** What you will do **
Gather all lines containing the string "audio" and copy them out.

>> start Supplied data

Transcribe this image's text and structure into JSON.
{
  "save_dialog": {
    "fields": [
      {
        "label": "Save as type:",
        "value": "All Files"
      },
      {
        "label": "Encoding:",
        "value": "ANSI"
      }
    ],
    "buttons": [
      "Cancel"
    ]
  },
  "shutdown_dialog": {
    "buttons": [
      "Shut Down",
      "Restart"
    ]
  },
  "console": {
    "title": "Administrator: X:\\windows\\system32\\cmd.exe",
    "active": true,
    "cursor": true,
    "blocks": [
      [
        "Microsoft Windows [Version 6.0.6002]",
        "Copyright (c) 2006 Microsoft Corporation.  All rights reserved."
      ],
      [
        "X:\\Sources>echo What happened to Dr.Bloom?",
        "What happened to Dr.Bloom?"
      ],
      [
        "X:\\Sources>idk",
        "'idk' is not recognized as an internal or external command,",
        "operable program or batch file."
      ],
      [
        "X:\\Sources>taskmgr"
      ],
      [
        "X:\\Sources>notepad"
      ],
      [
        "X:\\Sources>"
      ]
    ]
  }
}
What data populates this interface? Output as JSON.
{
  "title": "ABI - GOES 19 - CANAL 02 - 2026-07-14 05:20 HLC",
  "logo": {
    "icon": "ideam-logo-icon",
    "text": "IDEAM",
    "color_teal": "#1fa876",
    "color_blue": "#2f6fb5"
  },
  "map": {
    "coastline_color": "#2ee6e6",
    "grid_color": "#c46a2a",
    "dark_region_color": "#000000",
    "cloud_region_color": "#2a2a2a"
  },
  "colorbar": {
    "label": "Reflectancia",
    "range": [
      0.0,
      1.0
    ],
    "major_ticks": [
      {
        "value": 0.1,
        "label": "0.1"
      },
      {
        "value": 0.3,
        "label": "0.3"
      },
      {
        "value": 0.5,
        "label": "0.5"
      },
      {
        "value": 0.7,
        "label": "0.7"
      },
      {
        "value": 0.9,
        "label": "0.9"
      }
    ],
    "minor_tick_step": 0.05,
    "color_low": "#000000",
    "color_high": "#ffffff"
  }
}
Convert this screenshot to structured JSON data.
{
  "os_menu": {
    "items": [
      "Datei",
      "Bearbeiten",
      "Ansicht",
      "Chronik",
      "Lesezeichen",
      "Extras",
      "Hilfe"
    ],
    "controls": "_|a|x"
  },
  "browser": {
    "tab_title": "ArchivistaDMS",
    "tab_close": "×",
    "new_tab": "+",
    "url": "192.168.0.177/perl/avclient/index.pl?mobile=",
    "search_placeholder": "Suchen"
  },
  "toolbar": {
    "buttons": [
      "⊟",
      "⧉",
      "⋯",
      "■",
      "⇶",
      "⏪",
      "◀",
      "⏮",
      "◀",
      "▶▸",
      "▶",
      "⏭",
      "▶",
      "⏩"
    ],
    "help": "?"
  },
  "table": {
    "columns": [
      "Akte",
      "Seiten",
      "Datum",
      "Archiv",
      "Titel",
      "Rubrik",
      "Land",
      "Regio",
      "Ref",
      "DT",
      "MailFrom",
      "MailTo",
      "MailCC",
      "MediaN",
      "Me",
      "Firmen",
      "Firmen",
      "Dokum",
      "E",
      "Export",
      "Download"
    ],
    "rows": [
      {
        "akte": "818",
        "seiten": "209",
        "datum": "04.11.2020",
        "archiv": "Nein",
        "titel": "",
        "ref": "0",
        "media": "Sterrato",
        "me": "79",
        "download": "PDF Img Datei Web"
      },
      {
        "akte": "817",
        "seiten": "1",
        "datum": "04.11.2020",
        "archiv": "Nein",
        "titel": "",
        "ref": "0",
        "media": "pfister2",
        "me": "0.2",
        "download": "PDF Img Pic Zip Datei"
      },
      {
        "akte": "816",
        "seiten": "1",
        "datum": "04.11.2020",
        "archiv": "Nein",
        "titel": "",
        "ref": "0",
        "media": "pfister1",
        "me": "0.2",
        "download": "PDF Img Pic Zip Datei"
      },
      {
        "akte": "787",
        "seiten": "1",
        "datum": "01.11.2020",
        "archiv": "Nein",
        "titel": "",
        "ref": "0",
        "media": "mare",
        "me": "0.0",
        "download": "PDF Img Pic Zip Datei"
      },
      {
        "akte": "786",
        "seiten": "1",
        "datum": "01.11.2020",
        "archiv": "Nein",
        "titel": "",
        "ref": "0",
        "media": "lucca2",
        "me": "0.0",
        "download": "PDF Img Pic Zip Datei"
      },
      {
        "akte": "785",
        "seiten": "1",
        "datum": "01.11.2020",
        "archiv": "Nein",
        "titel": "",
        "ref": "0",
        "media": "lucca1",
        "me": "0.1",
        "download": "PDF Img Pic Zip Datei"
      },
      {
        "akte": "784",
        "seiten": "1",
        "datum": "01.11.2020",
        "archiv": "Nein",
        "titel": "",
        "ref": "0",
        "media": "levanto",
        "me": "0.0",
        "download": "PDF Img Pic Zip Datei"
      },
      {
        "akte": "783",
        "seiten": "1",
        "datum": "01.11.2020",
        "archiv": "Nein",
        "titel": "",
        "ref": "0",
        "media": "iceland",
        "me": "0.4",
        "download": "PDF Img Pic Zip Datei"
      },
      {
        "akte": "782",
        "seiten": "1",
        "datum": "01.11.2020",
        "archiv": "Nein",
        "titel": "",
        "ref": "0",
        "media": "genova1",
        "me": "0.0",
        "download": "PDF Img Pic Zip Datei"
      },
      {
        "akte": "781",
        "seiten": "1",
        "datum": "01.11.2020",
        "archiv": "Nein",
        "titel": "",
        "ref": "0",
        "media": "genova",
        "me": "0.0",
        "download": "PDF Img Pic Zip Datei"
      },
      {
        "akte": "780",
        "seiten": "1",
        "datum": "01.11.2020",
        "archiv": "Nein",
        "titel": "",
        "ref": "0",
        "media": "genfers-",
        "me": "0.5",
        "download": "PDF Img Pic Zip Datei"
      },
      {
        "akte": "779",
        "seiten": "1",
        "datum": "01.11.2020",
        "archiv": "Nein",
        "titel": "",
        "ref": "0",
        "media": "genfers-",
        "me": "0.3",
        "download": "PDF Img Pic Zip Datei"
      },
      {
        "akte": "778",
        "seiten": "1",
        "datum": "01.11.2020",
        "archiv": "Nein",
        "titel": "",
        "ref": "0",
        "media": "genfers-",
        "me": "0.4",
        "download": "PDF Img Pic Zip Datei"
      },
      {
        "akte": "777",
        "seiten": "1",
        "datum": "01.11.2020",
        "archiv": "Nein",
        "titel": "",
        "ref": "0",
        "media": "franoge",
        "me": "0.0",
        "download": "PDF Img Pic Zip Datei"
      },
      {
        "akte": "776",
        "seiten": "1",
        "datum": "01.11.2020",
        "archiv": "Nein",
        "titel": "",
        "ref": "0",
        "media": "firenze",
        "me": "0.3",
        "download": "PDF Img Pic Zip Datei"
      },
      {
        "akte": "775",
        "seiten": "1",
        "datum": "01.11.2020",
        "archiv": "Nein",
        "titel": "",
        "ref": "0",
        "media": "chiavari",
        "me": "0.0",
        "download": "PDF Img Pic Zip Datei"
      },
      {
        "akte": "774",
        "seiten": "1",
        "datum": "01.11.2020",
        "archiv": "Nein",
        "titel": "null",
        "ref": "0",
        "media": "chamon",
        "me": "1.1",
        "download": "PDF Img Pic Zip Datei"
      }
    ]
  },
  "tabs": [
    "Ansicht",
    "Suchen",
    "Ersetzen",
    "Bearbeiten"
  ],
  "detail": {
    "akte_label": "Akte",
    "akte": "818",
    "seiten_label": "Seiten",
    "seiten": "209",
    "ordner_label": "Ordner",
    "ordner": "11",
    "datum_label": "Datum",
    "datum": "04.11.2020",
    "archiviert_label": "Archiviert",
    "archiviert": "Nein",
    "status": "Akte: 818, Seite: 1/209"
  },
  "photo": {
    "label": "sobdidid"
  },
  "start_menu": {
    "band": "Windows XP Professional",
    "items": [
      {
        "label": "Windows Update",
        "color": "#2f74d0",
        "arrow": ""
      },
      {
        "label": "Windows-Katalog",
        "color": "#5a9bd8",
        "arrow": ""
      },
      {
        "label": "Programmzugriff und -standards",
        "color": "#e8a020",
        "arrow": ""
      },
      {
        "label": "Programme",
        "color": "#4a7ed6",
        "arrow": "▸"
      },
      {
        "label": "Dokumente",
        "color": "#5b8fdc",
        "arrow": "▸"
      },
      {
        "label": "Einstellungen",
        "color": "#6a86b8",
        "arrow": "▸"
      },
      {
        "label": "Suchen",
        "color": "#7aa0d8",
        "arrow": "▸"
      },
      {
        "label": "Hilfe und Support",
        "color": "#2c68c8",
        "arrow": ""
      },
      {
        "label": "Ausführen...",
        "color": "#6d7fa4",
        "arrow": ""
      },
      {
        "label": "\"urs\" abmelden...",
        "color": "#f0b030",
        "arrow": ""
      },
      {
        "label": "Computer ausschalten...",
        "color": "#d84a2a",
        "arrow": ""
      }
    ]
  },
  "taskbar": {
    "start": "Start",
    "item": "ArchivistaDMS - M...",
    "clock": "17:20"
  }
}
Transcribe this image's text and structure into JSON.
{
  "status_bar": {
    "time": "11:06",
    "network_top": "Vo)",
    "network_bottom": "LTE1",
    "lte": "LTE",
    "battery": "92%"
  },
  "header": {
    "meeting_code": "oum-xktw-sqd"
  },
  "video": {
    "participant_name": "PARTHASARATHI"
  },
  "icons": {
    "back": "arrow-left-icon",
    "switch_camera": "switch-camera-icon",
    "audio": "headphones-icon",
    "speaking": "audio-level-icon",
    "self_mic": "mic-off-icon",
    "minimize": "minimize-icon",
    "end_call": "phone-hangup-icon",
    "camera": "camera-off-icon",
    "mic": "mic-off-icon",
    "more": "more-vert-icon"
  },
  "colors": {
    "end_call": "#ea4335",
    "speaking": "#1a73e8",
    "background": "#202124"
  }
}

>> end Supplied data

** Exercise result **
    "audio": "headphones-icon",
    "speaking": "audio-level-icon",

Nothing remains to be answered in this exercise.